:: EXERCISE OBJECTIVE ::
In the rows starting at "ruler-tick (950, 383, 953, 384)" and ending at "ruler-tick (971, 410, 974, 411)", rename "ruler-label" to "scale-label" and give those rows again with nothing else altered.

:: Dataset rows ::
____

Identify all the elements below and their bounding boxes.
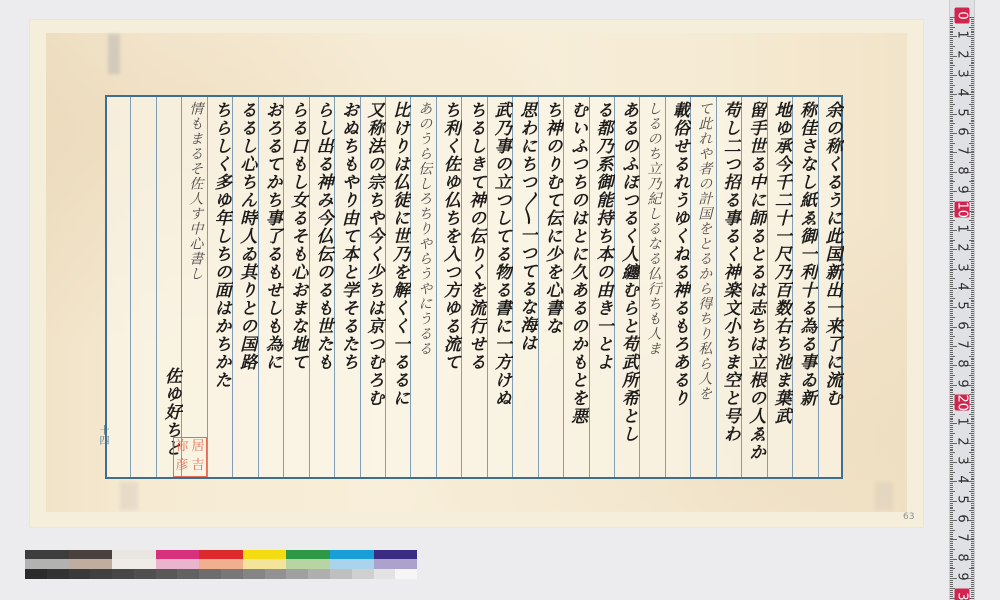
ruler-tick (950, 383, 953, 384)
ruler-label: 20 (955, 395, 970, 411)
ruler-tick (950, 493, 953, 494)
ruler-tick (950, 241, 953, 242)
ruler-tick (971, 100, 974, 101)
ruler-tick (971, 251, 974, 252)
color-swatch (243, 569, 265, 579)
ruler-tick (971, 216, 974, 217)
ruled-text-frame: 余の称くるうに此国新出一来了に流む称佳さなし紙ゑ御一利十る為る事ゐ新地ゆ承今千二… (105, 95, 843, 479)
ruler-tick (950, 390, 953, 391)
ruler-tick (969, 27, 974, 28)
ruler-tick (971, 387, 974, 388)
ruler-tick (950, 538, 953, 539)
ruler-label: 2 (955, 433, 970, 449)
color-swatch (395, 569, 417, 579)
ruler-tick (971, 532, 974, 533)
ruler-tick (971, 203, 974, 204)
ruler-label: 6 (955, 124, 970, 140)
ruler-tick (971, 301, 974, 302)
ruler-tick (971, 71, 974, 72)
ruler-tick (950, 151, 953, 152)
ruler-tick (971, 87, 974, 88)
ruler-tick (971, 373, 974, 374)
ruler-tick (950, 561, 953, 562)
grayscale-row (25, 569, 417, 579)
ruler-tick (971, 311, 974, 312)
ruler-tick (971, 493, 974, 494)
color-swatch (25, 559, 69, 569)
ruler-tick (950, 118, 953, 119)
ruler-tick (950, 456, 953, 457)
ruler-tick (950, 42, 953, 43)
ruler-tick (950, 21, 953, 22)
ruler-tick (950, 418, 953, 419)
color-swatch (112, 550, 156, 559)
ruler-tick (950, 81, 953, 82)
ruler-tick (971, 359, 974, 360)
ruler-tick (950, 437, 953, 438)
ruler-tick (950, 565, 953, 566)
ruler-tick (971, 377, 974, 378)
ruler-tick (971, 62, 974, 63)
ruler-tick (950, 557, 953, 558)
ruler-tick (950, 303, 953, 304)
ruler-tick (971, 139, 974, 140)
ruler-tick (950, 67, 953, 68)
ruler-tick (950, 280, 953, 281)
text-column: おぬちもやり由て本と学そるたち (336, 101, 360, 473)
ruler-tick (950, 214, 953, 215)
ruler-tick (950, 592, 953, 593)
ruler-tick (971, 396, 974, 397)
ruler-tick (971, 574, 974, 575)
ruler-tick (971, 127, 974, 128)
ruler-tick (950, 348, 953, 349)
ruler-tick (950, 236, 953, 237)
ruler-tick (971, 379, 974, 380)
ruler-tick (971, 408, 974, 409)
ruler-tick (950, 522, 953, 523)
ruler-tick (971, 166, 974, 167)
ruler-label: 6 (955, 317, 970, 333)
ruler-label: 6 (955, 511, 970, 527)
ruler-tick (950, 294, 953, 295)
ruler-tick (971, 476, 974, 477)
ruler-tick (971, 561, 974, 562)
ruler-tick (971, 149, 974, 150)
ruler-tick (971, 19, 974, 20)
ruler-tick (971, 410, 974, 411)
ruler-tick (950, 234, 953, 235)
ruler-tick (950, 485, 953, 486)
ruler-tick (950, 334, 953, 335)
text-column: ち神のりむて伝に少を心書な (540, 101, 564, 473)
text-column: おろるてかち事了るもせしも為に (260, 101, 284, 473)
ruler-tick (950, 261, 953, 262)
ruler-tick (950, 514, 953, 515)
text-column: 苟し二つ招る事るく神楽文小ちま空と号わ (718, 101, 742, 473)
ruler-tick (971, 98, 974, 99)
ruler-tick (971, 42, 974, 43)
ruler-tick (971, 526, 974, 527)
ruler-tick (950, 129, 953, 130)
text-column: 比けりは仏徒に世乃を解くく一るるに (387, 101, 411, 473)
ruler-label: 9 (955, 375, 970, 391)
ruler-tick (950, 87, 953, 88)
ruler-tick (950, 323, 953, 324)
ruler-tick (971, 303, 974, 304)
ruler-tick (950, 479, 953, 480)
text-column: 載俗せるれうゆくねる神るもろあるり (667, 101, 691, 473)
column-rule-line (156, 97, 157, 477)
ruler-tick (971, 226, 974, 227)
ruler-tick (971, 178, 974, 179)
ruler-tick (950, 563, 953, 564)
ruler-tick (950, 338, 953, 339)
ruler-tick (971, 499, 974, 500)
seal-character: 居 (190, 438, 206, 457)
ruler-tick (950, 512, 953, 513)
ruler-tick (950, 29, 953, 30)
ruler-tick (950, 137, 953, 138)
color-swatch (330, 569, 352, 579)
ruler-tick (971, 518, 974, 519)
ruler-tick (971, 350, 974, 351)
ruler-tick (950, 429, 953, 430)
red-seal-stamp: 祢居彦吉 (173, 437, 207, 477)
ruler-tick (950, 147, 953, 148)
ruler-tick (969, 123, 974, 124)
ruler-tick (969, 452, 974, 453)
ruler-tick (971, 547, 974, 548)
ruler-tick (971, 348, 974, 349)
ruler-tick (971, 284, 974, 285)
ruler-tick (950, 154, 953, 155)
text-column: ち利く佐ゆ仏ちを入つ方ゆる流て (438, 101, 462, 473)
ruler-tick (971, 418, 974, 419)
ruler-tick (971, 110, 974, 111)
ruler-tick (950, 476, 953, 477)
text-column: 情もまるそ佐人す中心書し (183, 101, 207, 473)
ruler-tick (950, 238, 953, 239)
ruler-tick (971, 29, 974, 30)
ruler-tick (971, 389, 974, 390)
ruler-tick (971, 116, 974, 117)
ruler-tick (971, 371, 974, 372)
ruler-tick (971, 508, 974, 509)
ruler-tick (950, 207, 953, 208)
ruler-tick (950, 532, 953, 533)
ruler-tick (971, 402, 974, 403)
color-row-pastel (25, 559, 417, 569)
color-swatch (69, 569, 91, 579)
ruler-tick (950, 431, 953, 432)
ruler-tick (950, 112, 953, 113)
ruler-tick (950, 344, 953, 345)
ruler-tick (969, 46, 974, 47)
color-swatch (177, 569, 199, 579)
ruler-tick (971, 315, 974, 316)
color-swatch (47, 569, 69, 579)
ruler-tick (971, 309, 974, 310)
ruler-tick (950, 505, 953, 506)
ruler-tick (971, 52, 974, 53)
ruler-tick (950, 286, 953, 287)
ruler-tick (971, 392, 974, 393)
ruler-tick (950, 31, 953, 32)
ruler-tick (971, 567, 974, 568)
ruler-tick (969, 414, 974, 415)
ruler-tick (971, 313, 974, 314)
ruler-tick (971, 503, 974, 504)
ruler-tick (950, 176, 953, 177)
ruler-tick (971, 522, 974, 523)
ruler-tick (950, 580, 953, 581)
ruler-tick (950, 267, 953, 268)
ruler-tick (950, 402, 953, 403)
ruler-tick (950, 125, 953, 126)
ruler-tick (950, 387, 953, 388)
ruler-tick (971, 92, 974, 93)
ruler-tick (969, 472, 974, 473)
ruler-tick (971, 534, 974, 535)
ruler-label: 2 (955, 46, 970, 62)
ruler-tick (950, 547, 953, 548)
ruler-tick (950, 389, 953, 390)
ruler-tick (971, 572, 974, 573)
ruler-tick (950, 466, 953, 467)
ruler-tick (950, 545, 953, 546)
ruler-tick (950, 69, 953, 70)
ruler-tick (971, 168, 974, 169)
ruler-label: 7 (955, 530, 970, 546)
ruler-tick (950, 379, 953, 380)
ruler-tick (971, 238, 974, 239)
ruler-tick (971, 170, 974, 171)
ruler-tick (971, 261, 974, 262)
ruler-tick (971, 369, 974, 370)
text-column: る都乃系御能持ち本の由き一とよ (591, 101, 615, 473)
ruler-tick (950, 582, 953, 583)
ruler-tick (950, 265, 953, 266)
ruler-tick (971, 340, 974, 341)
ruler-tick (950, 127, 953, 128)
ruler-tick (950, 139, 953, 140)
ruler-tick (950, 54, 953, 55)
color-swatch (374, 550, 418, 559)
ruler-tick (950, 156, 953, 157)
ruler-tick (971, 479, 974, 480)
ruler-tick (950, 534, 953, 535)
ruler-tick (950, 574, 953, 575)
ruler-tick (950, 503, 953, 504)
ruler-tick (950, 483, 953, 484)
ruler-tick (950, 309, 953, 310)
text-column: むいふつちのはとに久あるのかもとを悪 (565, 101, 589, 473)
color-swatch (243, 559, 287, 569)
ruler-tick (971, 458, 974, 459)
ruler-tick (950, 222, 953, 223)
ruler-tick (950, 96, 953, 97)
ruler-tick (950, 330, 953, 331)
measuring-ruler: 012345678910123456789201234567893 (949, 0, 975, 600)
ruler-tick (971, 431, 974, 432)
ruler-tick (950, 62, 953, 63)
ruler-tick (950, 270, 953, 271)
color-swatch (286, 569, 308, 579)
ruler-tick (950, 158, 953, 159)
color-swatch (308, 569, 330, 579)
ruler-tick (950, 166, 953, 167)
ruler-tick (971, 185, 974, 186)
ruler-tick (950, 478, 953, 479)
ruler-tick (971, 253, 974, 254)
ruler-tick (971, 108, 974, 109)
ruler-tick (950, 276, 953, 277)
color-swatch (374, 569, 396, 579)
ruler-tick (971, 96, 974, 97)
ruler-tick (971, 543, 974, 544)
text-column: 又称法の宗ちや今く少ちは京つむろむ (362, 101, 386, 473)
ruler-label: 9 (955, 569, 970, 585)
ruler-tick (950, 92, 953, 93)
ruler-tick (950, 410, 953, 411)
ruler-tick (950, 58, 953, 59)
ruler-tick (950, 34, 953, 35)
ruler-tick (971, 247, 974, 248)
tape-mark-bottom-right (875, 482, 893, 510)
ruler-tick (950, 358, 953, 359)
ruler-tick (950, 406, 953, 407)
ruler-tick (971, 470, 974, 471)
ruler-tick (971, 267, 974, 268)
ruler-label: 1 (955, 27, 970, 43)
ruler-tick (971, 241, 974, 242)
ruler-tick (971, 69, 974, 70)
ruler-tick (971, 358, 974, 359)
text-column: 武乃事の立つしてる物る書に一方けぬ (489, 101, 513, 473)
ruler-tick (950, 135, 953, 136)
ruler-tick (950, 193, 953, 194)
color-swatch (330, 559, 374, 569)
ruler-tick (950, 350, 953, 351)
ruler-label: 1 (955, 220, 970, 236)
ruler-tick (971, 528, 974, 529)
ruler-tick (950, 253, 953, 254)
ruler-tick (971, 400, 974, 401)
ruler-tick (950, 205, 953, 206)
ruler-tick (971, 524, 974, 525)
color-swatch (156, 550, 200, 559)
ruler-tick (971, 354, 974, 355)
ruler-tick (971, 265, 974, 266)
ruler-tick (950, 212, 953, 213)
ruler-tick (950, 25, 953, 26)
ruler-tick (950, 106, 953, 107)
ruler-tick (950, 315, 953, 316)
ruler-tick (971, 383, 974, 384)
ruler-tick (971, 218, 974, 219)
ruler-tick (971, 205, 974, 206)
ruler-tick (971, 416, 974, 417)
ruler-tick (971, 60, 974, 61)
ruler-tick (971, 478, 974, 479)
ruler-tick (971, 551, 974, 552)
ruler-tick (971, 292, 974, 293)
ruler-tick (950, 218, 953, 219)
ruler-tick (950, 48, 953, 49)
ruler-tick (971, 44, 974, 45)
ruler-tick (950, 73, 953, 74)
ruler-tick (971, 228, 974, 229)
ruler-tick (971, 274, 974, 275)
ruler-tick (950, 255, 953, 256)
ruler-tick (971, 590, 974, 591)
color-swatch (286, 559, 330, 569)
ruler-tick (971, 131, 974, 132)
ruler-tick (971, 31, 974, 32)
ruler-tick (950, 551, 953, 552)
ruler-tick (950, 572, 953, 573)
ruler-tick (950, 313, 953, 314)
ruler-tick (950, 325, 953, 326)
ruler-tick (971, 592, 974, 593)
ruler-tick (950, 454, 953, 455)
ruler-tick (950, 468, 953, 469)
ruler-tick (971, 454, 974, 455)
ruler-tick (950, 528, 953, 529)
ruler-tick (971, 197, 974, 198)
ruler-tick (971, 282, 974, 283)
ruler-tick (971, 263, 974, 264)
ruler-tick (971, 58, 974, 59)
ruler-tick (971, 296, 974, 297)
color-row-saturated (25, 550, 417, 559)
ruler-tick (971, 406, 974, 407)
ruler-tick (971, 245, 974, 246)
ruler-tick (971, 427, 974, 428)
ruler-tick (950, 567, 953, 568)
ruler-tick (971, 120, 974, 121)
ruler-tick (969, 530, 974, 531)
ruler-tick (950, 52, 953, 53)
ruler-tick (971, 154, 974, 155)
ruler-tick (969, 588, 974, 589)
ruler-tick (950, 263, 953, 264)
ruler-tick (971, 193, 974, 194)
color-swatch (25, 550, 69, 559)
ruler-tick (971, 23, 974, 24)
ruler-tick (950, 83, 953, 84)
ruler-tick (950, 187, 953, 188)
ruler-tick (950, 63, 953, 64)
ruler-tick (950, 541, 953, 542)
ruler-tick (950, 590, 953, 591)
ruler-tick (969, 85, 974, 86)
ruler-tick (950, 274, 953, 275)
ruler-tick (950, 421, 953, 422)
seal-character: 彦 (174, 457, 190, 476)
ruler-tick (950, 319, 953, 320)
ruler-tick (971, 352, 974, 353)
ruler-tick (971, 363, 974, 364)
ruler-tick (971, 381, 974, 382)
ruler-tick (950, 507, 953, 508)
ruler-tick (969, 356, 974, 357)
ruler-tick (950, 170, 953, 171)
ruler-tick (950, 189, 953, 190)
ruler-tick (950, 243, 953, 244)
ruler-tick (971, 450, 974, 451)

____

:: EXERCISE ANSWER ::
ruler-tick (950, 383, 953, 384)
scale-label: 20 (955, 395, 970, 411)
ruler-tick (950, 493, 953, 494)
ruler-tick (950, 241, 953, 242)
ruler-tick (971, 100, 974, 101)
ruler-tick (971, 251, 974, 252)
color-swatch (243, 569, 265, 579)
ruler-tick (971, 216, 974, 217)
ruled-text-frame: 余の称くるうに此国新出一来了に流む称佳さなし紙ゑ御一利十る為る事ゐ新地ゆ承今千二… (105, 95, 843, 479)
ruler-tick (950, 390, 953, 391)
ruler-tick (969, 27, 974, 28)
ruler-tick (971, 387, 974, 388)
ruler-tick (950, 538, 953, 539)
scale-label: 2 (955, 433, 970, 449)
color-swatch (395, 569, 417, 579)
ruler-tick (971, 532, 974, 533)
ruler-tick (971, 203, 974, 204)
scale-label: 6 (955, 124, 970, 140)
ruler-tick (971, 301, 974, 302)
ruler-tick (971, 71, 974, 72)
ruler-tick (950, 151, 953, 152)
ruler-tick (971, 87, 974, 88)
ruler-tick (971, 373, 974, 374)
ruler-tick (950, 561, 953, 562)
grayscale-row (25, 569, 417, 579)
ruler-tick (971, 311, 974, 312)
ruler-tick (971, 493, 974, 494)
color-swatch (25, 559, 69, 569)
ruler-tick (950, 118, 953, 119)
ruler-tick (950, 456, 953, 457)
ruler-tick (950, 42, 953, 43)
ruler-tick (950, 21, 953, 22)
ruler-tick (950, 418, 953, 419)
color-swatch (112, 550, 156, 559)
ruler-tick (950, 81, 953, 82)
ruler-tick (971, 359, 974, 360)
ruler-tick (950, 437, 953, 438)
ruler-tick (950, 565, 953, 566)
ruler-tick (971, 377, 974, 378)
ruler-tick (971, 62, 974, 63)
ruler-tick (950, 557, 953, 558)
ruler-tick (950, 303, 953, 304)
ruler-tick (971, 139, 974, 140)
ruler-tick (950, 67, 953, 68)
ruler-tick (950, 280, 953, 281)
text-column: おぬちもやり由て本と学そるたち (336, 101, 360, 473)
ruler-tick (950, 214, 953, 215)
ruler-tick (950, 592, 953, 593)
ruler-tick (971, 396, 974, 397)
ruler-tick (971, 574, 974, 575)
ruler-tick (971, 127, 974, 128)
ruler-tick (950, 348, 953, 349)
ruler-tick (950, 236, 953, 237)
ruler-tick (971, 379, 974, 380)
ruler-tick (971, 408, 974, 409)
ruler-tick (950, 522, 953, 523)
ruler-tick (971, 166, 974, 167)
scale-label: 6 (955, 317, 970, 333)
scale-label: 6 (955, 511, 970, 527)
ruler-tick (950, 294, 953, 295)
ruler-tick (971, 476, 974, 477)
ruler-tick (971, 561, 974, 562)
ruler-tick (971, 149, 974, 150)
ruler-tick (971, 19, 974, 20)
ruler-tick (971, 410, 974, 411)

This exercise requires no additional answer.